Element-and-box listings
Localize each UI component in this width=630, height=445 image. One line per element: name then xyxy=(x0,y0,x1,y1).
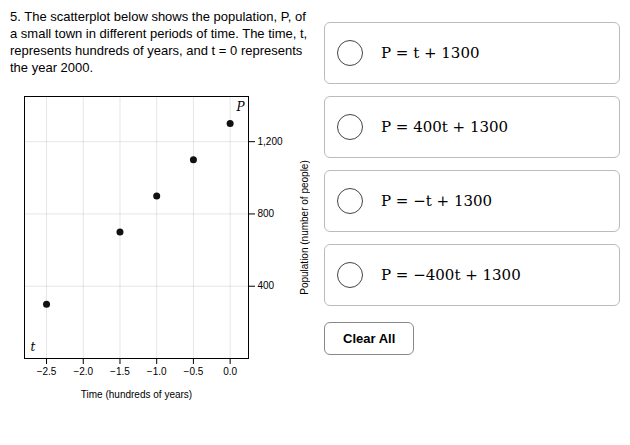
svg-text:Population (number of people): Population (number of people) xyxy=(299,160,310,295)
html-text:P = −400t + 1300: P = −400t + 1300 xyxy=(381,266,521,284)
svg-text:P: P xyxy=(235,100,245,114)
svg-text:t: t xyxy=(31,340,36,354)
svg-text:800: 800 xyxy=(258,208,275,219)
html-text:P = 400t + 1300: P = 400t + 1300 xyxy=(381,118,509,136)
svg-text:400: 400 xyxy=(258,280,275,291)
html-text:5. The scatterplot below shows: 5. The scatterplot below shows the popul… xyxy=(10,9,308,75)
svg-text:Time (hundreds of years): Time (hundreds of years) xyxy=(81,389,192,400)
svg-text:−2.5: −2.5 xyxy=(37,366,57,377)
svg-text:−2.0: −2.0 xyxy=(73,366,93,377)
svg-text:1,200: 1,200 xyxy=(258,136,283,147)
svg-text:−1.0: −1.0 xyxy=(147,366,167,377)
svg-text:−1.5: −1.5 xyxy=(110,366,130,377)
html-text:Clear All: Clear All xyxy=(343,331,396,346)
html-text:P = t + 1300: P = t + 1300 xyxy=(381,44,480,62)
svg-text:−0.5: −0.5 xyxy=(184,366,204,377)
html-text:P = −t + 1300: P = −t + 1300 xyxy=(381,192,493,210)
svg-text:0.0: 0.0 xyxy=(223,366,237,377)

Problem to work on: Substitute "dom-text" for every "html-text" in all of the entries above and write them out again with nothing else changed. Leave the pictures out of your answer.

Full response:
Localize each UI component in this width=630, height=445 image. One line per element: name then xyxy=(x0,y0,x1,y1).
svg-text:Population (number of people): Population (number of people) xyxy=(299,160,310,295)
dom-text:P = −400t + 1300: P = −400t + 1300 xyxy=(381,266,521,284)
svg-text:P: P xyxy=(235,100,245,114)
svg-text:t: t xyxy=(31,340,36,354)
svg-text:800: 800 xyxy=(258,208,275,219)
dom-text:P = 400t + 1300: P = 400t + 1300 xyxy=(381,118,509,136)
svg-text:400: 400 xyxy=(258,280,275,291)
dom-text:5. The scatterplot below shows: 5. The scatterplot below shows the popul… xyxy=(10,9,308,75)
svg-text:Time (hundreds of years): Time (hundreds of years) xyxy=(81,389,192,400)
svg-text:−2.5: −2.5 xyxy=(37,366,57,377)
svg-text:−2.0: −2.0 xyxy=(73,366,93,377)
svg-text:1,200: 1,200 xyxy=(258,136,283,147)
svg-text:−1.0: −1.0 xyxy=(147,366,167,377)
svg-text:−1.5: −1.5 xyxy=(110,366,130,377)
dom-text:Clear All: Clear All xyxy=(343,331,396,346)
dom-text:P = t + 1300: P = t + 1300 xyxy=(381,44,480,62)
svg-text:−0.5: −0.5 xyxy=(184,366,204,377)
dom-text:P = −t + 1300: P = −t + 1300 xyxy=(381,192,493,210)
svg-text:0.0: 0.0 xyxy=(223,366,237,377)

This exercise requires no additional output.